-- START Materials provided --

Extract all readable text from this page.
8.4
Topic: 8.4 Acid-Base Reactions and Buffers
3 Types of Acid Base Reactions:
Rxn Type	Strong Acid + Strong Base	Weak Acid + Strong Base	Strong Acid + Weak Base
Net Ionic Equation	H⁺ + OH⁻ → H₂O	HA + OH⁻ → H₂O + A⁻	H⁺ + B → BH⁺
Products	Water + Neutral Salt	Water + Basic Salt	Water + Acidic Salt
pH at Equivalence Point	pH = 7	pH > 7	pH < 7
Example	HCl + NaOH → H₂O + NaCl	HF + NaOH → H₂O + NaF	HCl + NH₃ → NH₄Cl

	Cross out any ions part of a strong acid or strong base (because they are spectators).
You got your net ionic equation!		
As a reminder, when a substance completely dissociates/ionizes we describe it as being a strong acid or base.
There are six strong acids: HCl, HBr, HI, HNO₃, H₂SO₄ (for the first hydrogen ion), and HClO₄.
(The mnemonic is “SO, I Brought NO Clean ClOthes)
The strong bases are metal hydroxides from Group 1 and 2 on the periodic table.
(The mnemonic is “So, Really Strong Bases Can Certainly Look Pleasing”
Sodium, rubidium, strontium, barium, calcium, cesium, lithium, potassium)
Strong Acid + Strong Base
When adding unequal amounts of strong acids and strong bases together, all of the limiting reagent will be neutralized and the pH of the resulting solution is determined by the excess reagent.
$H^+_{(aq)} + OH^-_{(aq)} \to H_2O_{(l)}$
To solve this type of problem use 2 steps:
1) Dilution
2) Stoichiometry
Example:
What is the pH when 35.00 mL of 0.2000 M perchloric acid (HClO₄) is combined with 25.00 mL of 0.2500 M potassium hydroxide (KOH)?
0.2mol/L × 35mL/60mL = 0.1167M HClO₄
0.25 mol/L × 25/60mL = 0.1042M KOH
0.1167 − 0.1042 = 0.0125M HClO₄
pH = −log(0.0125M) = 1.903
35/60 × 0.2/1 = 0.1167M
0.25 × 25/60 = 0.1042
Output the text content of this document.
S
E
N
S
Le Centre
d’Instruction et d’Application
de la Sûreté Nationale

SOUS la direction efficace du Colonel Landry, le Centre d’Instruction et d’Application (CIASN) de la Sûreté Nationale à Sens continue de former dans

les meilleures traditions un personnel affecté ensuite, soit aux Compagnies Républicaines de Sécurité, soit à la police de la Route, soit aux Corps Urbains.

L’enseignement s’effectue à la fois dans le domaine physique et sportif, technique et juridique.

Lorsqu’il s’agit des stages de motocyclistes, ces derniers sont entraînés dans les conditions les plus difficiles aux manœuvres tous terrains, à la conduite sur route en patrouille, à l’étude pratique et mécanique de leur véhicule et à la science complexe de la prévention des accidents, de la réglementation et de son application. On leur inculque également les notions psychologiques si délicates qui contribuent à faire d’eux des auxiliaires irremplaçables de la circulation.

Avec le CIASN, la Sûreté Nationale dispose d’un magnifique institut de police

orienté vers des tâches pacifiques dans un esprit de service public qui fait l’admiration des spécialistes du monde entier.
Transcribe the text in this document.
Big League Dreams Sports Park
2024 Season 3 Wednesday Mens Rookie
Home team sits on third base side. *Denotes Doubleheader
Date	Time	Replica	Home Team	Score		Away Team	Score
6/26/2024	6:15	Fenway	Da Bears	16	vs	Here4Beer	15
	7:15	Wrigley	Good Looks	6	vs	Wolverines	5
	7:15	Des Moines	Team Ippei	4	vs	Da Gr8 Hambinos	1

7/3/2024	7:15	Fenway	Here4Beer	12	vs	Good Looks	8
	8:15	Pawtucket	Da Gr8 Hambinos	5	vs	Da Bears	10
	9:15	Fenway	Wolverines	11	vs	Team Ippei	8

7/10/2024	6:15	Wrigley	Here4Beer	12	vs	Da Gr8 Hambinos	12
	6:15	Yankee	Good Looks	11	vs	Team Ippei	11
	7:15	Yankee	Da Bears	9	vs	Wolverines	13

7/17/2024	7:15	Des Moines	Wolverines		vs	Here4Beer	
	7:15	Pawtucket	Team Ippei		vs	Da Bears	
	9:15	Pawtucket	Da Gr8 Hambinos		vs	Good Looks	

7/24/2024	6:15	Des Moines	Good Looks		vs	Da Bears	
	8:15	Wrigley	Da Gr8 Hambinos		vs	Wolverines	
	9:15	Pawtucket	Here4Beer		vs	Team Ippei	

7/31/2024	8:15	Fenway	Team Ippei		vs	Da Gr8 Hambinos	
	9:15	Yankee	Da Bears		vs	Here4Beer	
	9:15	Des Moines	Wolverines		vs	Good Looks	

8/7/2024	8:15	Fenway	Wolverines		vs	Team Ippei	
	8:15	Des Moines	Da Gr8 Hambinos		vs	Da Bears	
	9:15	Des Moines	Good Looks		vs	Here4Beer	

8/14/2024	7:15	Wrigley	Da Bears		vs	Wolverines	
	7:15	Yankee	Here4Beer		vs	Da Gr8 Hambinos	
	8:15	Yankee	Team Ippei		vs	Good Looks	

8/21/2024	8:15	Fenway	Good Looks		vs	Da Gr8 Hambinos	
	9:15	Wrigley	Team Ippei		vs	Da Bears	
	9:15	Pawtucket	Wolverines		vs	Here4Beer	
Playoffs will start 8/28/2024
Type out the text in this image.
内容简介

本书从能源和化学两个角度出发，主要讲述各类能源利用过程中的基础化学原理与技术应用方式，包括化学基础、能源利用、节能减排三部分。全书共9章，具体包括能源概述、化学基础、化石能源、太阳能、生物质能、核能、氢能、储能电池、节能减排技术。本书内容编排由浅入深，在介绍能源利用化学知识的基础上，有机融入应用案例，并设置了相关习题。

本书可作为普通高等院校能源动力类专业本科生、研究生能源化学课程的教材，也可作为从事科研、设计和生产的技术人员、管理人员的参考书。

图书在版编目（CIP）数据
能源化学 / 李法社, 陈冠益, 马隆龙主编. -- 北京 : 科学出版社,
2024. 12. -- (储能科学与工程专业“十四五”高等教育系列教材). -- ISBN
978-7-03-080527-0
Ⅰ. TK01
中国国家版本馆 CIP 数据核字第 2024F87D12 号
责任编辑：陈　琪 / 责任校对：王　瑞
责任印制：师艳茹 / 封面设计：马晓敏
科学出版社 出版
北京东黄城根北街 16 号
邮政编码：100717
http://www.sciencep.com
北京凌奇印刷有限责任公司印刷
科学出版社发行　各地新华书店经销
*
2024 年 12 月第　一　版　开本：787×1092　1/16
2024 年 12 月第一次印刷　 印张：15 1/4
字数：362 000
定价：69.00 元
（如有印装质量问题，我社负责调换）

-- END Materials provided --

Objective:
Every line of the data above should be copied exactly.

The output:
Extract all readable text from this page.
8.4
Topic: 8.4 Acid-Base Reactions and Buffers
3 Types of Acid Base Reactions:
Rxn Type	Strong Acid + Strong Base	Weak Acid + Strong Base	Strong Acid + Weak Base
Net Ionic Equation	H⁺ + OH⁻ → H₂O	HA + OH⁻ → H₂O + A⁻	H⁺ + B → BH⁺
Products	Water + Neutral Salt	Water + Basic Salt	Water + Acidic Salt
pH at Equivalence Point	pH = 7	pH > 7	pH < 7
Example	HCl + NaOH → H₂O + NaCl	HF + NaOH → H₂O + NaF	HCl + NH₃ → NH₄Cl

	Cross out any ions part of a strong acid or strong base (because they are spectators).
You got your net ionic equation!		
As a reminder, when a substance completely dissociates/ionizes we describe it as being a strong acid or base.
There are six strong acids: HCl, HBr, HI, HNO₃, H₂SO₄ (for the first hydrogen ion), and HClO₄.
(The mnemonic is “SO, I Brought NO Clean ClOthes)
The strong bases are metal hydroxides from Group 1 and 2 on the periodic table.
(The mnemonic is “So, Really Strong Bases Can Certainly Look Pleasing”
Sodium, rubidium, strontium, barium, calcium, cesium, lithium, potassium)
Strong Acid + Strong Base
When adding unequal amounts of strong acids and strong bases together, all of the limiting reagent will be neutralized and the pH of the resulting solution is determined by the excess reagent.
$H^+_{(aq)} + OH^-_{(aq)} \to H_2O_{(l)}$
To solve this type of problem use 2 steps:
1) Dilution
2) Stoichiometry
Example:
What is the pH when 35.00 mL of 0.2000 M perchloric acid (HClO₄) is combined with 25.00 mL of 0.2500 M potassium hydroxide (KOH)?
0.2mol/L × 35mL/60mL = 0.1167M HClO₄
0.25 mol/L × 25/60mL = 0.1042M KOH
0.1167 − 0.1042 = 0.0125M HClO₄
pH = −log(0.0125M) = 1.903
35/60 × 0.2/1 = 0.1167M
0.25 × 25/60 = 0.1042
Output the text content of this document.
S
E
N
S
Le Centre
d’Instruction et d’Application
de la Sûreté Nationale

SOUS la direction efficace du Colonel Landry, le Centre d’Instruction et d’Application (CIASN) de la Sûreté Nationale à Sens continue de former dans

les meilleures traditions un personnel affecté ensuite, soit aux Compagnies Républicaines de Sécurité, soit à la police de la Route, soit aux Corps Urbains.

L’enseignement s’effectue à la fois dans le domaine physique et sportif, technique et juridique.

Lorsqu’il s’agit des stages de motocyclistes, ces derniers sont entraînés dans les conditions les plus difficiles aux manœuvres tous terrains, à la conduite sur route en patrouille, à l’étude pratique et mécanique de leur véhicule et à la science complexe de la prévention des accidents, de la réglementation et de son application. On leur inculque également les notions psychologiques si délicates qui contribuent à faire d’eux des auxiliaires irremplaçables de la circulation.

Avec le CIASN, la Sûreté Nationale dispose d’un magnifique institut de police

orienté vers des tâches pacifiques dans un esprit de service public qui fait l’admiration des spécialistes du monde entier.
Transcribe the text in this document.
Big League Dreams Sports Park
2024 Season 3 Wednesday Mens Rookie
Home team sits on third base side. *Denotes Doubleheader
Date	Time	Replica	Home Team	Score		Away Team	Score
6/26/2024	6:15	Fenway	Da Bears	16	vs	Here4Beer	15
	7:15	Wrigley	Good Looks	6	vs	Wolverines	5
	7:15	Des Moines	Team Ippei	4	vs	Da Gr8 Hambinos	1

7/3/2024	7:15	Fenway	Here4Beer	12	vs	Good Looks	8
	8:15	Pawtucket	Da Gr8 Hambinos	5	vs	Da Bears	10
	9:15	Fenway	Wolverines	11	vs	Team Ippei	8

7/10/2024	6:15	Wrigley	Here4Beer	12	vs	Da Gr8 Hambinos	12
	6:15	Yankee	Good Looks	11	vs	Team Ippei	11
	7:15	Yankee	Da Bears	9	vs	Wolverines	13

7/17/2024	7:15	Des Moines	Wolverines		vs	Here4Beer	
	7:15	Pawtucket	Team Ippei		vs	Da Bears	
	9:15	Pawtucket	Da Gr8 Hambinos		vs	Good Looks	

7/24/2024	6:15	Des Moines	Good Looks		vs	Da Bears	
	8:15	Wrigley	Da Gr8 Hambinos		vs	Wolverines	
	9:15	Pawtucket	Here4Beer		vs	Team Ippei	

7/31/2024	8:15	Fenway	Team Ippei		vs	Da Gr8 Hambinos	
	9:15	Yankee	Da Bears		vs	Here4Beer	
	9:15	Des Moines	Wolverines		vs	Good Looks	

8/7/2024	8:15	Fenway	Wolverines		vs	Team Ippei	
	8:15	Des Moines	Da Gr8 Hambinos		vs	Da Bears	
	9:15	Des Moines	Good Looks		vs	Here4Beer	

8/14/2024	7:15	Wrigley	Da Bears		vs	Wolverines	
	7:15	Yankee	Here4Beer		vs	Da Gr8 Hambinos	
	8:15	Yankee	Team Ippei		vs	Good Looks	

8/21/2024	8:15	Fenway	Good Looks		vs	Da Gr8 Hambinos	
	9:15	Wrigley	Team Ippei		vs	Da Bears	
	9:15	Pawtucket	Wolverines		vs	Here4Beer	
Playoffs will start 8/28/2024
Type out the text in this image.
内容简介

本书从能源和化学两个角度出发，主要讲述各类能源利用过程中的基础化学原理与技术应用方式，包括化学基础、能源利用、节能减排三部分。全书共9章，具体包括能源概述、化学基础、化石能源、太阳能、生物质能、核能、氢能、储能电池、节能减排技术。本书内容编排由浅入深，在介绍能源利用化学知识的基础上，有机融入应用案例，并设置了相关习题。

本书可作为普通高等院校能源动力类专业本科生、研究生能源化学课程的教材，也可作为从事科研、设计和生产的技术人员、管理人员的参考书。

图书在版编目（CIP）数据
能源化学 / 李法社, 陈冠益, 马隆龙主编. -- 北京 : 科学出版社,
2024. 12. -- (储能科学与工程专业“十四五”高等教育系列教材). -- ISBN
978-7-03-080527-0
Ⅰ. TK01
中国国家版本馆 CIP 数据核字第 2024F87D12 号
责任编辑：陈　琪 / 责任校对：王　瑞
责任印制：师艳茹 / 封面设计：马晓敏
科学出版社 出版
北京东黄城根北街 16 号
邮政编码：100717
http://www.sciencep.com
北京凌奇印刷有限责任公司印刷
科学出版社发行　各地新华书店经销
*
2024 年 12 月第　一　版　开本：787×1092　1/16
2024 年 12 月第一次印刷　 印张：15 1/4
字数：362 000
定价：69.00 元
（如有印装质量问题，我社负责调换）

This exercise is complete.